* _Supplied data_

┄┄┄┄┄┄

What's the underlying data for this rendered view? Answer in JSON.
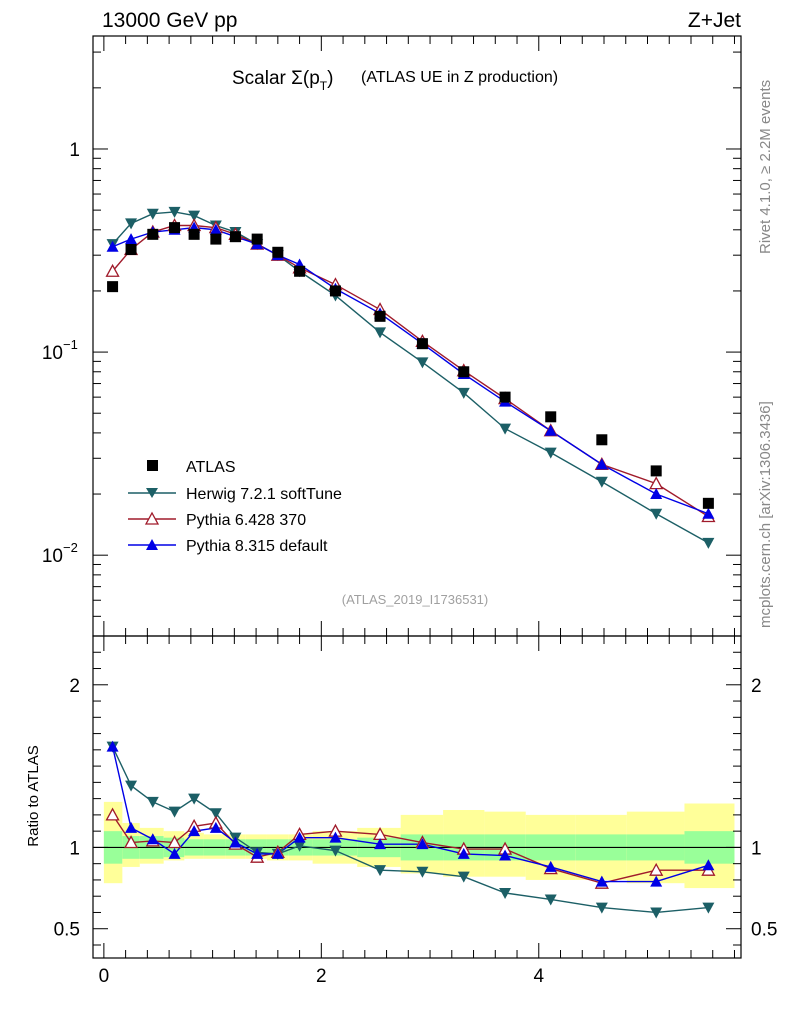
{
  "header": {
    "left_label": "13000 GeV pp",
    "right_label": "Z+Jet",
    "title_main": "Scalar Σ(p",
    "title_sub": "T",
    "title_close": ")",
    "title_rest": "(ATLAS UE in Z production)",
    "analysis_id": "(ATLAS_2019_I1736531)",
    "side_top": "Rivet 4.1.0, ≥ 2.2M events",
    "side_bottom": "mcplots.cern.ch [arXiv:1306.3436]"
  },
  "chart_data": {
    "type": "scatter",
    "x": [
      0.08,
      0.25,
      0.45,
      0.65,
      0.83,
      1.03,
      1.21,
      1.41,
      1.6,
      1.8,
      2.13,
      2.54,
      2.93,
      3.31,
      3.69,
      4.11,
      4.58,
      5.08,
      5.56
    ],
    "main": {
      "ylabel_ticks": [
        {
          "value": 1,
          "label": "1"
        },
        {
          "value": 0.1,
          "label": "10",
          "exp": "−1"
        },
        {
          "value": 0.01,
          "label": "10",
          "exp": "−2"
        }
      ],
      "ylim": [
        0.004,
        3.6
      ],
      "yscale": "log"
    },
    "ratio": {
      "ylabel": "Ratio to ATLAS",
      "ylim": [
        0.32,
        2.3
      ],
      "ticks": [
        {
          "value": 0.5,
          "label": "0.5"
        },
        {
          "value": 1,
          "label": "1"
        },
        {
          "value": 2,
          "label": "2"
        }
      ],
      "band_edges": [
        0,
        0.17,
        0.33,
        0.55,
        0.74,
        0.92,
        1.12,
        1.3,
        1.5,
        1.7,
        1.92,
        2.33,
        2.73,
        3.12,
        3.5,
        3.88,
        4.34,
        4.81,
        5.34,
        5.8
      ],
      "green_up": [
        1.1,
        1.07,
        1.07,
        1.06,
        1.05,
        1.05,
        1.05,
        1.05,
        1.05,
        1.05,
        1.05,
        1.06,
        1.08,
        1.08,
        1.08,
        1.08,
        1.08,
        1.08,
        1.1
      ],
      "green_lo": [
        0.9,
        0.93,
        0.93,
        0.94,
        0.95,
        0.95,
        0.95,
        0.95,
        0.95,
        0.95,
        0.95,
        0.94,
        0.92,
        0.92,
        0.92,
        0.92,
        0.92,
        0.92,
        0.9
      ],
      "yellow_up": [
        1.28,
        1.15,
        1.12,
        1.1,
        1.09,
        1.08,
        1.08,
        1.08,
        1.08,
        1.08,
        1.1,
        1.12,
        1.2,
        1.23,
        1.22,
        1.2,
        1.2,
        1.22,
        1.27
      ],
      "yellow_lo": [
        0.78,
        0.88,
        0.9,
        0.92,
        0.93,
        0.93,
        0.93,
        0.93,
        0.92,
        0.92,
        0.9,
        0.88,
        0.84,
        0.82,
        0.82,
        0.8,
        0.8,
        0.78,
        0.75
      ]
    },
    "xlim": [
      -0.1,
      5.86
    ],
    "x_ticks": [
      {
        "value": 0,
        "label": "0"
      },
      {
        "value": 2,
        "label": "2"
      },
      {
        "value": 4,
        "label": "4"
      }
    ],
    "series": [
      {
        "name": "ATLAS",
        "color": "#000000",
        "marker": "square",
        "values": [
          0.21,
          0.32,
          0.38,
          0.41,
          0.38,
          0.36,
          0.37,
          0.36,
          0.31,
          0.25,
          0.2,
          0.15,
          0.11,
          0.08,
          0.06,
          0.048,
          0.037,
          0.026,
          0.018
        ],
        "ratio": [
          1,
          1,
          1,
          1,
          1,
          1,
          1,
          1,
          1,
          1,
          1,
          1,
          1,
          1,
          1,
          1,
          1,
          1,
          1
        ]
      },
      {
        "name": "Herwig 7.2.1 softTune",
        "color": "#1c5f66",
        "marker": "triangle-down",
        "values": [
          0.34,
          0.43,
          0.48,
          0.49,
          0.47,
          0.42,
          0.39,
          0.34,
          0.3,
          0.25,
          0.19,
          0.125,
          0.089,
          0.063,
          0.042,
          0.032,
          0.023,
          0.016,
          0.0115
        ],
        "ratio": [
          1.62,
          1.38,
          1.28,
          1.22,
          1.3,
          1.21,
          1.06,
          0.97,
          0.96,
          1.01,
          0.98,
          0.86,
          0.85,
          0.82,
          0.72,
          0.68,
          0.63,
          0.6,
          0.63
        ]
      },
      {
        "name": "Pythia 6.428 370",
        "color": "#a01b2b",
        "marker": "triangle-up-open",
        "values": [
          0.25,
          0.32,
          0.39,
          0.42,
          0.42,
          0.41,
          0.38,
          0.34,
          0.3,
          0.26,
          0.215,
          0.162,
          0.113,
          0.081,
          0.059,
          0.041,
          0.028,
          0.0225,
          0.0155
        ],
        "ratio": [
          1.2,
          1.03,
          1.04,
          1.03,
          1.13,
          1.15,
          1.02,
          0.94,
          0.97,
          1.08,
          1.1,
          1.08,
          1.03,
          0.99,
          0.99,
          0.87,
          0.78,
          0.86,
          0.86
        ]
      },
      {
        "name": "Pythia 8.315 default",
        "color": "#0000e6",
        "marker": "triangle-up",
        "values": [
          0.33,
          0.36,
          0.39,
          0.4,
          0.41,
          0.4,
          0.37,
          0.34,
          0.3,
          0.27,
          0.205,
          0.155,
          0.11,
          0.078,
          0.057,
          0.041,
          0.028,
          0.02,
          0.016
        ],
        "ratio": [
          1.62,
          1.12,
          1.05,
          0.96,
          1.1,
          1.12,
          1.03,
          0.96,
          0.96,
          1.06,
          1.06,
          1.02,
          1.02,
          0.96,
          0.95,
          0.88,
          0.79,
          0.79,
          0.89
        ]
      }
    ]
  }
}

┄┄┄┄┄┄

* _Challenge_
Reproduce the records, all of them, word for word; omit the pictures.

* _Response to the task_
What's the underlying data for this rendered view? Answer in JSON.
{
  "header": {
    "left_label": "13000 GeV pp",
    "right_label": "Z+Jet",
    "title_main": "Scalar Σ(p",
    "title_sub": "T",
    "title_close": ")",
    "title_rest": "(ATLAS UE in Z production)",
    "analysis_id": "(ATLAS_2019_I1736531)",
    "side_top": "Rivet 4.1.0, ≥ 2.2M events",
    "side_bottom": "mcplots.cern.ch [arXiv:1306.3436]"
  },
  "chart_data": {
    "type": "scatter",
    "x": [
      0.08,
      0.25,
      0.45,
      0.65,
      0.83,
      1.03,
      1.21,
      1.41,
      1.6,
      1.8,
      2.13,
      2.54,
      2.93,
      3.31,
      3.69,
      4.11,
      4.58,
      5.08,
      5.56
    ],
    "main": {
      "ylabel_ticks": [
        {
          "value": 1,
          "label": "1"
        },
        {
          "value": 0.1,
          "label": "10",
          "exp": "−1"
        },
        {
          "value": 0.01,
          "label": "10",
          "exp": "−2"
        }
      ],
      "ylim": [
        0.004,
        3.6
      ],
      "yscale": "log"
    },
    "ratio": {
      "ylabel": "Ratio to ATLAS",
      "ylim": [
        0.32,
        2.3
      ],
      "ticks": [
        {
          "value": 0.5,
          "label": "0.5"
        },
        {
          "value": 1,
          "label": "1"
        },
        {
          "value": 2,
          "label": "2"
        }
      ],
      "band_edges": [
        0,
        0.17,
        0.33,
        0.55,
        0.74,
        0.92,
        1.12,
        1.3,
        1.5,
        1.7,
        1.92,
        2.33,
        2.73,
        3.12,
        3.5,
        3.88,
        4.34,
        4.81,
        5.34,
        5.8
      ],
      "green_up": [
        1.1,
        1.07,
        1.07,
        1.06,
        1.05,
        1.05,
        1.05,
        1.05,
        1.05,
        1.05,
        1.05,
        1.06,
        1.08,
        1.08,
        1.08,
        1.08,
        1.08,
        1.08,
        1.1
      ],
      "green_lo": [
        0.9,
        0.93,
        0.93,
        0.94,
        0.95,
        0.95,
        0.95,
        0.95,
        0.95,
        0.95,
        0.95,
        0.94,
        0.92,
        0.92,
        0.92,
        0.92,
        0.92,
        0.92,
        0.9
      ],
      "yellow_up": [
        1.28,
        1.15,
        1.12,
        1.1,
        1.09,
        1.08,
        1.08,
        1.08,
        1.08,
        1.08,
        1.1,
        1.12,
        1.2,
        1.23,
        1.22,
        1.2,
        1.2,
        1.22,
        1.27
      ],
      "yellow_lo": [
        0.78,
        0.88,
        0.9,
        0.92,
        0.93,
        0.93,
        0.93,
        0.93,
        0.92,
        0.92,
        0.9,
        0.88,
        0.84,
        0.82,
        0.82,
        0.8,
        0.8,
        0.78,
        0.75
      ]
    },
    "xlim": [
      -0.1,
      5.86
    ],
    "x_ticks": [
      {
        "value": 0,
        "label": "0"
      },
      {
        "value": 2,
        "label": "2"
      },
      {
        "value": 4,
        "label": "4"
      }
    ],
    "series": [
      {
        "name": "ATLAS",
        "color": "#000000",
        "marker": "square",
        "values": [
          0.21,
          0.32,
          0.38,
          0.41,
          0.38,
          0.36,
          0.37,
          0.36,
          0.31,
          0.25,
          0.2,
          0.15,
          0.11,
          0.08,
          0.06,
          0.048,
          0.037,
          0.026,
          0.018
        ],
        "ratio": [
          1,
          1,
          1,
          1,
          1,
          1,
          1,
          1,
          1,
          1,
          1,
          1,
          1,
          1,
          1,
          1,
          1,
          1,
          1
        ]
      },
      {
        "name": "Herwig 7.2.1 softTune",
        "color": "#1c5f66",
        "marker": "triangle-down",
        "values": [
          0.34,
          0.43,
          0.48,
          0.49,
          0.47,
          0.42,
          0.39,
          0.34,
          0.3,
          0.25,
          0.19,
          0.125,
          0.089,
          0.063,
          0.042,
          0.032,
          0.023,
          0.016,
          0.0115
        ],
        "ratio": [
          1.62,
          1.38,
          1.28,
          1.22,
          1.3,
          1.21,
          1.06,
          0.97,
          0.96,
          1.01,
          0.98,
          0.86,
          0.85,
          0.82,
          0.72,
          0.68,
          0.63,
          0.6,
          0.63
        ]
      },
      {
        "name": "Pythia 6.428 370",
        "color": "#a01b2b",
        "marker": "triangle-up-open",
        "values": [
          0.25,
          0.32,
          0.39,
          0.42,
          0.42,
          0.41,
          0.38,
          0.34,
          0.3,
          0.26,
          0.215,
          0.162,
          0.113,
          0.081,
          0.059,
          0.041,
          0.028,
          0.0225,
          0.0155
        ],
        "ratio": [
          1.2,
          1.03,
          1.04,
          1.03,
          1.13,
          1.15,
          1.02,
          0.94,
          0.97,
          1.08,
          1.1,
          1.08,
          1.03,
          0.99,
          0.99,
          0.87,
          0.78,
          0.86,
          0.86
        ]
      },
      {
        "name": "Pythia 8.315 default",
        "color": "#0000e6",
        "marker": "triangle-up",
        "values": [
          0.33,
          0.36,
          0.39,
          0.4,
          0.41,
          0.4,
          0.37,
          0.34,
          0.3,
          0.27,
          0.205,
          0.155,
          0.11,
          0.078,
          0.057,
          0.041,
          0.028,
          0.02,
          0.016
        ],
        "ratio": [
          1.62,
          1.12,
          1.05,
          0.96,
          1.1,
          1.12,
          1.03,
          0.96,
          0.96,
          1.06,
          1.06,
          1.02,
          1.02,
          0.96,
          0.95,
          0.88,
          0.79,
          0.79,
          0.89
        ]
      }
    ]
  }
}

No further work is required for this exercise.